_Written task_: Extract each line holding the word "programmation" from the entries.

(Saved entries)
>> BEGIN

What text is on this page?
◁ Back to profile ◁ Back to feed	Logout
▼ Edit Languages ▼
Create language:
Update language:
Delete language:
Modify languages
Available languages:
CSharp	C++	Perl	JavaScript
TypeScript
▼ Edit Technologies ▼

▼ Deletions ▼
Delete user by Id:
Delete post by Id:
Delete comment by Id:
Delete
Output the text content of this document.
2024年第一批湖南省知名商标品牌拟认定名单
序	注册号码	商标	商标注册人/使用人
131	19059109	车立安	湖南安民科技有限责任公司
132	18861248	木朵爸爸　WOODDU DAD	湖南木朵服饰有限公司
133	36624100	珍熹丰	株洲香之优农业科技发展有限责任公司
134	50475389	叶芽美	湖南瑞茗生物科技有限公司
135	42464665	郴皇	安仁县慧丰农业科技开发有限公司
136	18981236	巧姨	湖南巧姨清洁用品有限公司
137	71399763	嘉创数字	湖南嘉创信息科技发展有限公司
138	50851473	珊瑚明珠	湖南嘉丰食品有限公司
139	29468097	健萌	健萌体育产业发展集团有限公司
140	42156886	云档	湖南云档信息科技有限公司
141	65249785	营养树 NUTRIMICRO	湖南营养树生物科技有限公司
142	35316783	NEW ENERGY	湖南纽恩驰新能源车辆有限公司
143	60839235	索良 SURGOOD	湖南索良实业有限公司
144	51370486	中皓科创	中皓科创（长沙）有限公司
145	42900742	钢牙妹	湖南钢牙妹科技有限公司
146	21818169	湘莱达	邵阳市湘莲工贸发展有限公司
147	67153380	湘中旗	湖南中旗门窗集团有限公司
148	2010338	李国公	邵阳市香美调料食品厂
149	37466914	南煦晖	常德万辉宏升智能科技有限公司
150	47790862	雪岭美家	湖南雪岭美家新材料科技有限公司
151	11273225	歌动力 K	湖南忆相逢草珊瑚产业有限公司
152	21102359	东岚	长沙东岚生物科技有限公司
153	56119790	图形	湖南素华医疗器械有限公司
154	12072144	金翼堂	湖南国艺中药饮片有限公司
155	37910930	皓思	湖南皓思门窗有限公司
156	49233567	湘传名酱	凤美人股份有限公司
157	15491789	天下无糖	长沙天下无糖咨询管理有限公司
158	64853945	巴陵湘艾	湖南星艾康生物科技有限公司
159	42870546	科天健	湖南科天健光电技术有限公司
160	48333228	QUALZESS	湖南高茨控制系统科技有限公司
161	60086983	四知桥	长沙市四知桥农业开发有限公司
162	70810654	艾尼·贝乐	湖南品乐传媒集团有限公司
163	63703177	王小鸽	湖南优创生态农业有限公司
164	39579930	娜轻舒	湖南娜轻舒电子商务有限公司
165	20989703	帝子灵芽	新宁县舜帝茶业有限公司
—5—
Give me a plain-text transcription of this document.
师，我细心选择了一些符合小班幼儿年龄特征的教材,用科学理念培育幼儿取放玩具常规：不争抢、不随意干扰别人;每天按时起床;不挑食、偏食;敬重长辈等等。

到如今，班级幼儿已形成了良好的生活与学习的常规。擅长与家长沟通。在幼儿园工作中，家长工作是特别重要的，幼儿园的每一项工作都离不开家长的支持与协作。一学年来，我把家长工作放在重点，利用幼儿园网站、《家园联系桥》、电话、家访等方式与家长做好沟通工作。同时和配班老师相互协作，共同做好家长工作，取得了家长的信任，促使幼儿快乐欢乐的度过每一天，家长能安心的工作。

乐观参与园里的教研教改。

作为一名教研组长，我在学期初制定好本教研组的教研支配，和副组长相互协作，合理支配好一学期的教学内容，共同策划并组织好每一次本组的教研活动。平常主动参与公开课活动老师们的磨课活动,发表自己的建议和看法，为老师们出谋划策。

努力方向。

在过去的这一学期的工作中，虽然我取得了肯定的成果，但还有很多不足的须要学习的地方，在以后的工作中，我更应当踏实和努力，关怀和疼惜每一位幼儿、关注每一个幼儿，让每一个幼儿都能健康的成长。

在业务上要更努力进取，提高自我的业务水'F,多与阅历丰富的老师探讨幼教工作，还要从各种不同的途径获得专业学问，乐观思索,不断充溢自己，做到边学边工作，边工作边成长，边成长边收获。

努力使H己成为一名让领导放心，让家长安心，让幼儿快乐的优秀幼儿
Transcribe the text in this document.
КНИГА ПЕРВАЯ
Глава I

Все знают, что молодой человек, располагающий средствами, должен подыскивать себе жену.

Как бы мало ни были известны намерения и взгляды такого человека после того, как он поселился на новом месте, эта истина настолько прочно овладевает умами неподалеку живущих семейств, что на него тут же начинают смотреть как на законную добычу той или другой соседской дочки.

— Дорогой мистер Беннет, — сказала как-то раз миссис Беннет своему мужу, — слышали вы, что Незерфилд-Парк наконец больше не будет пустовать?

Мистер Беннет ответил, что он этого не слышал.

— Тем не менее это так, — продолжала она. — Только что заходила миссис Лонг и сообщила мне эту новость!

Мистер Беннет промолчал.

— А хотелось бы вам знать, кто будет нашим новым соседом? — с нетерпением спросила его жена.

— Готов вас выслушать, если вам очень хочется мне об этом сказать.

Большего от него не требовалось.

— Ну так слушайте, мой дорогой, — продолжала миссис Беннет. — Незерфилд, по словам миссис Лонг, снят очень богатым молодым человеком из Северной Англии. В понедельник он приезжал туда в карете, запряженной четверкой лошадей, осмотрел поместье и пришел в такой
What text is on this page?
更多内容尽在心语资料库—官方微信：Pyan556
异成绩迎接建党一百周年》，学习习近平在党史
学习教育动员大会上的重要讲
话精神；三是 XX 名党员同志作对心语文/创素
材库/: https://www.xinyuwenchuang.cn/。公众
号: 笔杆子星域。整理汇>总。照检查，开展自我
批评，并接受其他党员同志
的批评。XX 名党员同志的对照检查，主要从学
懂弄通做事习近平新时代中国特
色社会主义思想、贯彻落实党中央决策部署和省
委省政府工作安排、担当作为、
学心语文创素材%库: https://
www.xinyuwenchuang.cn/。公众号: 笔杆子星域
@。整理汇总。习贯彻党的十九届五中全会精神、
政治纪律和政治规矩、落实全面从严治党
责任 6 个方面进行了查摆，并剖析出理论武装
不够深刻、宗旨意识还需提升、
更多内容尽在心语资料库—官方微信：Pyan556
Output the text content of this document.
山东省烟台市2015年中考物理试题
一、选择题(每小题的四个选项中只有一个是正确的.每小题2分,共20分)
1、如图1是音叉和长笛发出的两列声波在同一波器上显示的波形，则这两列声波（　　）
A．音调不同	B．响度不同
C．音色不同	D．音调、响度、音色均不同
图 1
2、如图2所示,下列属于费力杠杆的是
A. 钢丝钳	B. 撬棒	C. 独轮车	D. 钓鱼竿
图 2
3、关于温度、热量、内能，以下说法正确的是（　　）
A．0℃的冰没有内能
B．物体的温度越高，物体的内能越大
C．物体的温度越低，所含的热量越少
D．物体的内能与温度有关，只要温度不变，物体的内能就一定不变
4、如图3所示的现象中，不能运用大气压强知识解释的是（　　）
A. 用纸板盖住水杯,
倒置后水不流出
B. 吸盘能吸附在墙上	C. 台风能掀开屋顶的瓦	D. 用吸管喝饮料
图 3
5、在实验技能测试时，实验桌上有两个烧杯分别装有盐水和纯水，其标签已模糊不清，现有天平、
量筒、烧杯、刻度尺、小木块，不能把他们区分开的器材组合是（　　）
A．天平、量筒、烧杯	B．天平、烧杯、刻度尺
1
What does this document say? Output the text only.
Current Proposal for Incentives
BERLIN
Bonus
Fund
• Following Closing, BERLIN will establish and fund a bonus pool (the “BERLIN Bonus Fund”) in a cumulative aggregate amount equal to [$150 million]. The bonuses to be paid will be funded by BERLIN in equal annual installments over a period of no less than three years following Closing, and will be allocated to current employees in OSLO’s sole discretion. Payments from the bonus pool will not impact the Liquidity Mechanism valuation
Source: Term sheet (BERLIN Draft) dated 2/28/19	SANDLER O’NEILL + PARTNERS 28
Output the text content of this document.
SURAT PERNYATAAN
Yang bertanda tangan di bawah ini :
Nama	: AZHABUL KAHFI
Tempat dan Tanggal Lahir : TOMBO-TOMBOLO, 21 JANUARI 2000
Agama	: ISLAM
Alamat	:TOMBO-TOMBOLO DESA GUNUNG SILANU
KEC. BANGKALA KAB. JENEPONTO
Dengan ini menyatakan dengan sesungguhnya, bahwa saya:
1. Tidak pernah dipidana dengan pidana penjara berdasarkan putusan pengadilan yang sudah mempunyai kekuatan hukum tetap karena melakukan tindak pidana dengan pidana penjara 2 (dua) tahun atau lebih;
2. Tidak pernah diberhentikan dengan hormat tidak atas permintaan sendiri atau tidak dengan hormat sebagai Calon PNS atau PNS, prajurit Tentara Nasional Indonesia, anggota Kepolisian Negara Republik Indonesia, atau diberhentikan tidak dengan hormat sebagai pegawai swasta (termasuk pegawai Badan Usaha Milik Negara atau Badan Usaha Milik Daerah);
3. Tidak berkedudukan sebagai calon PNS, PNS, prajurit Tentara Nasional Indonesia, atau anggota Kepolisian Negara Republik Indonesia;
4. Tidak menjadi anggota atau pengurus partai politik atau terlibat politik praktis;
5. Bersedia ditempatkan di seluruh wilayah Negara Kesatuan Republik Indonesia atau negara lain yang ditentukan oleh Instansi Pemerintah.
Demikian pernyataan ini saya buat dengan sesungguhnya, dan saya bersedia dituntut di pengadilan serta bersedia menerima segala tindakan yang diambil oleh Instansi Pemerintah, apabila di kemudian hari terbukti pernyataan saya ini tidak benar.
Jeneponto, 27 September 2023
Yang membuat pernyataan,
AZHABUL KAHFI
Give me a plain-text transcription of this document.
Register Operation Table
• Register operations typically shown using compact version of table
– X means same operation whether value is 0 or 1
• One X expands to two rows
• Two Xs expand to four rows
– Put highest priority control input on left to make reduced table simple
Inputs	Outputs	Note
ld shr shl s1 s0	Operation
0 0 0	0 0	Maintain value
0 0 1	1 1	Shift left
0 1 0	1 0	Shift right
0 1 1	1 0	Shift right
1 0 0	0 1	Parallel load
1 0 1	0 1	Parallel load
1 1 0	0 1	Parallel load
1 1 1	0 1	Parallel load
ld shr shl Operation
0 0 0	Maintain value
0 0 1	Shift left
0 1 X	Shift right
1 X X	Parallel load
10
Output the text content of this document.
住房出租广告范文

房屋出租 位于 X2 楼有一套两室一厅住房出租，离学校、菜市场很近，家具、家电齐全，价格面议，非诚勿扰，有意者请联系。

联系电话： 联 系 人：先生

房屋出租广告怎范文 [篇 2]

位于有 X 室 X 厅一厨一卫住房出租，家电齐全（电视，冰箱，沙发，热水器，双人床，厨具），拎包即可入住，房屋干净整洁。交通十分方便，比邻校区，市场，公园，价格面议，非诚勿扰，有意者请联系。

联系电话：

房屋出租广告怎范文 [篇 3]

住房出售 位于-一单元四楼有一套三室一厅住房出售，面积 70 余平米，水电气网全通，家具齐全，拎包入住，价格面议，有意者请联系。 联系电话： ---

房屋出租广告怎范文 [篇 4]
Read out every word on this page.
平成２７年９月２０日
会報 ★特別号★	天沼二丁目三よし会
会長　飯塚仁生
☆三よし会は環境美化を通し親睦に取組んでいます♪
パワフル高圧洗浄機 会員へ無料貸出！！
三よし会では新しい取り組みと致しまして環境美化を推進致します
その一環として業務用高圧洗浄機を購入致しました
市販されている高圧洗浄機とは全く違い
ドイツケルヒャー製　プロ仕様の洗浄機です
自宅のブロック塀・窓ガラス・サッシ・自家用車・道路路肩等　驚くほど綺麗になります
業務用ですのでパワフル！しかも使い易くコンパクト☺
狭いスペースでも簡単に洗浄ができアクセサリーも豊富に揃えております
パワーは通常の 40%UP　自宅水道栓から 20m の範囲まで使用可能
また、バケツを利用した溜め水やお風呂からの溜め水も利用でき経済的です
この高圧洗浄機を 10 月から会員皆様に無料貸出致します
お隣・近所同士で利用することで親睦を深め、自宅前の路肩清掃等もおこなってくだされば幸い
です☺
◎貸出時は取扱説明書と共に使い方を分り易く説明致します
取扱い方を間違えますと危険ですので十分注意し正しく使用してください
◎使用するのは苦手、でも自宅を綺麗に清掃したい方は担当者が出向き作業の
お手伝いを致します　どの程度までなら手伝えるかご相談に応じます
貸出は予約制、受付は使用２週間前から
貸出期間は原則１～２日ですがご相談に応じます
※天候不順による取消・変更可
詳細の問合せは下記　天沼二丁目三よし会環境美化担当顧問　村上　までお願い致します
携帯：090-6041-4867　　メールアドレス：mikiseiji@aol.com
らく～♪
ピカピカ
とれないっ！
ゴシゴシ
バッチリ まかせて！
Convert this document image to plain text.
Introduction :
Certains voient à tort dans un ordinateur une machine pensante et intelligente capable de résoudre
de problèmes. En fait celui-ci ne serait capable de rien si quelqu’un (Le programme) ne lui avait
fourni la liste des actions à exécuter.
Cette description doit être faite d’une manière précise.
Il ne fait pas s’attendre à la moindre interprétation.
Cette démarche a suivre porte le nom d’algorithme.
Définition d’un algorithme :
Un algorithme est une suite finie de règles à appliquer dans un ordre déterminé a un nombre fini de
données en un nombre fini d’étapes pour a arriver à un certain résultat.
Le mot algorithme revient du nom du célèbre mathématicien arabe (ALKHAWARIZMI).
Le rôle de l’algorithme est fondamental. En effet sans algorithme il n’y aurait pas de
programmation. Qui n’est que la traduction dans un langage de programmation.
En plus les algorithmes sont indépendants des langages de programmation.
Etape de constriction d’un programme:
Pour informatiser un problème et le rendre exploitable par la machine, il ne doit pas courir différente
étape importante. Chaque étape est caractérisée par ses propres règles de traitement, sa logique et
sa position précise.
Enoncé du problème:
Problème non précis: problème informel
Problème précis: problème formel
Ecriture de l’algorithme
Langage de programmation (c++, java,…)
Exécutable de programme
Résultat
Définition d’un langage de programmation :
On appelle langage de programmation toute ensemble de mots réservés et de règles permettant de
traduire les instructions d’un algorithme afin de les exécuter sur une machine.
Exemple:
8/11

>> END

_Completed task_:
programmation. Qui n’est que la traduction dans un langage de programmation.
En plus les algorithmes sont indépendants des langages de programmation.
Langage de programmation (c++, java,…)
Définition d’un langage de programmation :
On appelle langage de programmation toute ensemble de mots réservés et de règles permettant de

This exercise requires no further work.